Work instructions:
Only a number is wanted here, namely how many lines of the data contain the string "TRPT".

Supplied records:
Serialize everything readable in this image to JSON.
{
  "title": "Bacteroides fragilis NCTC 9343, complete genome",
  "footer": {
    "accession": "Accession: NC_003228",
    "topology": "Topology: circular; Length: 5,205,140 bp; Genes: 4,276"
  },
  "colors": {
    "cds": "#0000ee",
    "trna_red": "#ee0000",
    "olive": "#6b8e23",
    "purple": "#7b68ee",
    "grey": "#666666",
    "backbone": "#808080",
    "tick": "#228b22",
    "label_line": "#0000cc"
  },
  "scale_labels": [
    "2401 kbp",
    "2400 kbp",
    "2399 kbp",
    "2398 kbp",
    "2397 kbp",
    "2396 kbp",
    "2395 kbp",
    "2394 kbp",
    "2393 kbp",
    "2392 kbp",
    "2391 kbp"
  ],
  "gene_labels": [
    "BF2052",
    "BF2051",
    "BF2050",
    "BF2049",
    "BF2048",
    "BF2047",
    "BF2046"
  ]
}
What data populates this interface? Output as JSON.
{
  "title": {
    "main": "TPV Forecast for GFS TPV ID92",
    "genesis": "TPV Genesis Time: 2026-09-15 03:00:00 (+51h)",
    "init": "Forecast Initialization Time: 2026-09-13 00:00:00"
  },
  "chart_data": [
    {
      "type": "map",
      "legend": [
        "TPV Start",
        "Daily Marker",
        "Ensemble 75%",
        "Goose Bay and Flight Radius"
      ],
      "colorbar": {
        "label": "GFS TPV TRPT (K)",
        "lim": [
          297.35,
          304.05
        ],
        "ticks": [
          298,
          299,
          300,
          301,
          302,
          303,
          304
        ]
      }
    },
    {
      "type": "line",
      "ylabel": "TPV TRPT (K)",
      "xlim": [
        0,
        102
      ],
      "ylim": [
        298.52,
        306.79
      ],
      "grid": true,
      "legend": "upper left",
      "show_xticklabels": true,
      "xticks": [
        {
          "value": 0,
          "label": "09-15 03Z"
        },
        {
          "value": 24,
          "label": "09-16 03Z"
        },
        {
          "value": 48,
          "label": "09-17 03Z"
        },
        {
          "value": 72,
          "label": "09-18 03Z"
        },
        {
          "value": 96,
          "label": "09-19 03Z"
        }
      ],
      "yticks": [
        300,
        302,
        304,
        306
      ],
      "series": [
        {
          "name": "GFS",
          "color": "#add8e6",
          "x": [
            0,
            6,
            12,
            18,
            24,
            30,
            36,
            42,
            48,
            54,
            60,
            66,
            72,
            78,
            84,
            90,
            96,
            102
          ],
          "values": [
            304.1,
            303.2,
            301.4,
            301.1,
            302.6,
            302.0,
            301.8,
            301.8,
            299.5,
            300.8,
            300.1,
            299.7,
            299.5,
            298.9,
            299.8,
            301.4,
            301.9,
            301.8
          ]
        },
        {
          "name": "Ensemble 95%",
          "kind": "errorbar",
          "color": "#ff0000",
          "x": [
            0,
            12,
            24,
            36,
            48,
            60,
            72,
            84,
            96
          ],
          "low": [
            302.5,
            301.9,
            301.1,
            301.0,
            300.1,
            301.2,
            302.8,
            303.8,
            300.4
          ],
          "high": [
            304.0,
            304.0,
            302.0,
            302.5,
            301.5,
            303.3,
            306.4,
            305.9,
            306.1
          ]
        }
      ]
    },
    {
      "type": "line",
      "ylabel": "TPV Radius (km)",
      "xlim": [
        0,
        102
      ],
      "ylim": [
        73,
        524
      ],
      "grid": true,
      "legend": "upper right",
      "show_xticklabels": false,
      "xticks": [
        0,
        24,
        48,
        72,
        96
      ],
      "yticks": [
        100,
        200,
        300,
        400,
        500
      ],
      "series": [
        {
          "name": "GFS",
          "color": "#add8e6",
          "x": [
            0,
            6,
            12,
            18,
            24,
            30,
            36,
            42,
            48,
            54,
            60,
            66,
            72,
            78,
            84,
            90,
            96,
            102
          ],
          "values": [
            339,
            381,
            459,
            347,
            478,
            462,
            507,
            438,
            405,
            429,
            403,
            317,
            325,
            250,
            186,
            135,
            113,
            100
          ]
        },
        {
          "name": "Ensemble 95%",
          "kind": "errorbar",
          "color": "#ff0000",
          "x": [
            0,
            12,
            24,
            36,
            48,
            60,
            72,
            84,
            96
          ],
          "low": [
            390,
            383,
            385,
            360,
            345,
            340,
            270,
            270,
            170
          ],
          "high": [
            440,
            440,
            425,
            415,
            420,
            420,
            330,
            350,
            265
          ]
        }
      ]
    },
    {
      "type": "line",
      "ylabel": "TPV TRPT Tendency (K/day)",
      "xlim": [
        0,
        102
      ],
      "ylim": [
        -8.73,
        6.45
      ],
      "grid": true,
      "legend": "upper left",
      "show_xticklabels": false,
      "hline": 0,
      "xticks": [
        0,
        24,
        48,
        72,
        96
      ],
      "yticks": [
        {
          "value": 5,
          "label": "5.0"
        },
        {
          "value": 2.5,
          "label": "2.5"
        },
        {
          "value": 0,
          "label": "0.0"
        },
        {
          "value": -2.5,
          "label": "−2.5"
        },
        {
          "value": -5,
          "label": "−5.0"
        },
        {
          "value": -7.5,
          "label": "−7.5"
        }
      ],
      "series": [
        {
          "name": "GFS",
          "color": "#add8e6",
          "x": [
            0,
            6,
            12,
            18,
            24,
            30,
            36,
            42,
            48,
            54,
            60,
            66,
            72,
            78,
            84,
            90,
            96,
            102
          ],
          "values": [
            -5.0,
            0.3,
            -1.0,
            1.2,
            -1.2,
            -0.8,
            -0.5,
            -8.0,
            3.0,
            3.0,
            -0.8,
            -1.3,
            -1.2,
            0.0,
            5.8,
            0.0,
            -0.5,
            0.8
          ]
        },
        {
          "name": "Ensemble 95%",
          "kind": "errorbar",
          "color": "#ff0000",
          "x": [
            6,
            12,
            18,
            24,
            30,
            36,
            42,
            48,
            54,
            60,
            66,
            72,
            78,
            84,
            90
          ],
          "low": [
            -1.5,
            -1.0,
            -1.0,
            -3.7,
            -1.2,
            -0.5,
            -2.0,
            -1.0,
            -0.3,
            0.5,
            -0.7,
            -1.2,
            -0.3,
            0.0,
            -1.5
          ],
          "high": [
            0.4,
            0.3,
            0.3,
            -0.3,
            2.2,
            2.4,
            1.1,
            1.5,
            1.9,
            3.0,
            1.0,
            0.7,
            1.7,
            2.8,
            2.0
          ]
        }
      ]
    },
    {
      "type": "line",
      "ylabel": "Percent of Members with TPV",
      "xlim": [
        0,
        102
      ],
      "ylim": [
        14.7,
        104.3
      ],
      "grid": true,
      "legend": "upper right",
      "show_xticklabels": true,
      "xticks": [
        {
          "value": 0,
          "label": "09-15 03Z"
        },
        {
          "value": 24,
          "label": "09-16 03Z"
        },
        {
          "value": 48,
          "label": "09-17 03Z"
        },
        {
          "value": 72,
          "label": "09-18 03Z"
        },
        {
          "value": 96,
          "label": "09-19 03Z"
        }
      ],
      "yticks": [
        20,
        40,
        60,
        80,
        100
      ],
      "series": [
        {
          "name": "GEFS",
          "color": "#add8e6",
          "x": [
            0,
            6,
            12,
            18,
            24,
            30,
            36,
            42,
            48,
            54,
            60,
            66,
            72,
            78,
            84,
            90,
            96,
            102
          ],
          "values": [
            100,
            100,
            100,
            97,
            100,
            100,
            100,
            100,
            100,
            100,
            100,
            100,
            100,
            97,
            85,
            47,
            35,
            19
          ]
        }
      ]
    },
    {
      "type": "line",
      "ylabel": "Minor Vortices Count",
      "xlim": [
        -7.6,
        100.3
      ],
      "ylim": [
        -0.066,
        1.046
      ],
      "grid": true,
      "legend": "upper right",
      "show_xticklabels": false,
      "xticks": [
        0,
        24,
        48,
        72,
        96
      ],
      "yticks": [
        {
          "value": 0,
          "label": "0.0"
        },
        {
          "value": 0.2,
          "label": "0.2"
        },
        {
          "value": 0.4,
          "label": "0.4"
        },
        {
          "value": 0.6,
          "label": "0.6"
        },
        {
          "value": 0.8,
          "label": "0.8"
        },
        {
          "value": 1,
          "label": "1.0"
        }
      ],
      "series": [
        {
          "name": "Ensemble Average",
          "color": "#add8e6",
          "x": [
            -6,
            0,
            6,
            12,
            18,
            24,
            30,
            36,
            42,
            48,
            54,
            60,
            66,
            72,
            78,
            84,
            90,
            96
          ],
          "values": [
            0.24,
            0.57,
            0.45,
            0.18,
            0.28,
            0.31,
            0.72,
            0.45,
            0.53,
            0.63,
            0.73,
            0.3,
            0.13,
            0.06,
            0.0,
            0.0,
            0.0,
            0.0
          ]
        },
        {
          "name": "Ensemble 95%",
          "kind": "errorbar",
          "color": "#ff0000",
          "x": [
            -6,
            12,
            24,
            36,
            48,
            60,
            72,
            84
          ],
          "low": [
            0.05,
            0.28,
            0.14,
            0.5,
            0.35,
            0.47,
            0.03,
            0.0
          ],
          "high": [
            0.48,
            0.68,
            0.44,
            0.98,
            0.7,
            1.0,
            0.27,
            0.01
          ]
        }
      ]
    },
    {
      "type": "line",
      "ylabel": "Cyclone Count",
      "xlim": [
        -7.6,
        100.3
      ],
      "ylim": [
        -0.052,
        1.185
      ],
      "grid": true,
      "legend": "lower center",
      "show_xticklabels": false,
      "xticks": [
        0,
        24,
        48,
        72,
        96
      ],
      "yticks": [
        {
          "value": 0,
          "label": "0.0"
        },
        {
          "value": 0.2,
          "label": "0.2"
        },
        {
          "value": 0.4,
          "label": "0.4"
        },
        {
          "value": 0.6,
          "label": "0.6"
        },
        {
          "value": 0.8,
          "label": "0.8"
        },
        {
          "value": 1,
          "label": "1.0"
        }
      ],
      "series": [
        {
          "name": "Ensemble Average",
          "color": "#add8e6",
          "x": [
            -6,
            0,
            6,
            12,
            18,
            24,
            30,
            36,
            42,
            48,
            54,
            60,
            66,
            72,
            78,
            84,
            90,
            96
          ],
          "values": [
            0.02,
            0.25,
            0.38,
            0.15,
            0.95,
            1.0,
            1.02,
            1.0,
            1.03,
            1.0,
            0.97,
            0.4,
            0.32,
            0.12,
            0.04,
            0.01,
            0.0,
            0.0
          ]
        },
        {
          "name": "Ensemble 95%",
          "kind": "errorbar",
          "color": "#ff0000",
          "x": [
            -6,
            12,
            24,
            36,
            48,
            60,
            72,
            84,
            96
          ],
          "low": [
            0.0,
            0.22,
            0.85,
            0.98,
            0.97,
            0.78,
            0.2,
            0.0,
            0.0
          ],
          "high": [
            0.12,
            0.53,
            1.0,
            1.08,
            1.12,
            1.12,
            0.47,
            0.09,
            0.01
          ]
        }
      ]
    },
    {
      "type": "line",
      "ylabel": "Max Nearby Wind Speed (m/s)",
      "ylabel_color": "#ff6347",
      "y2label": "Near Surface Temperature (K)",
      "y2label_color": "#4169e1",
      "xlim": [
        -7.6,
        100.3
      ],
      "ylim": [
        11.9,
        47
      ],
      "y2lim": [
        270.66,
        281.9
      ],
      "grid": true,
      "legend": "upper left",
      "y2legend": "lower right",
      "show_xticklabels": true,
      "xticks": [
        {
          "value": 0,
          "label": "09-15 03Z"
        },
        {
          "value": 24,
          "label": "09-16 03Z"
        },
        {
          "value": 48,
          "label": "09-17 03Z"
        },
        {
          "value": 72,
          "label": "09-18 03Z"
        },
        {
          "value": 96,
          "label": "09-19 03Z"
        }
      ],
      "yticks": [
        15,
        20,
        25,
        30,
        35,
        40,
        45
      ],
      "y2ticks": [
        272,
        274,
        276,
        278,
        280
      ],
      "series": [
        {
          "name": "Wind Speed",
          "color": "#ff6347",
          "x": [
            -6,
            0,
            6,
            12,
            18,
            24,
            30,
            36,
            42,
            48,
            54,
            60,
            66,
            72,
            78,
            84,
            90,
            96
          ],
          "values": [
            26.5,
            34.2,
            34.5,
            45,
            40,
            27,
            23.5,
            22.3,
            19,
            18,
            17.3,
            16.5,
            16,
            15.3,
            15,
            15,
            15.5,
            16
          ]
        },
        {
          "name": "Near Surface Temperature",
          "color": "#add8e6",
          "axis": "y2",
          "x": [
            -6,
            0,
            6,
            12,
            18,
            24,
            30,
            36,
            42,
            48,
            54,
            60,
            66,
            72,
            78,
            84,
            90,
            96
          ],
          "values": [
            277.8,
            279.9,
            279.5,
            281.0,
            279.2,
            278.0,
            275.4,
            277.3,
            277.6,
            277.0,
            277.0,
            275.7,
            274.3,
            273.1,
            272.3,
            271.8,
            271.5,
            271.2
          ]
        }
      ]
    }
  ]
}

Exercise response:
3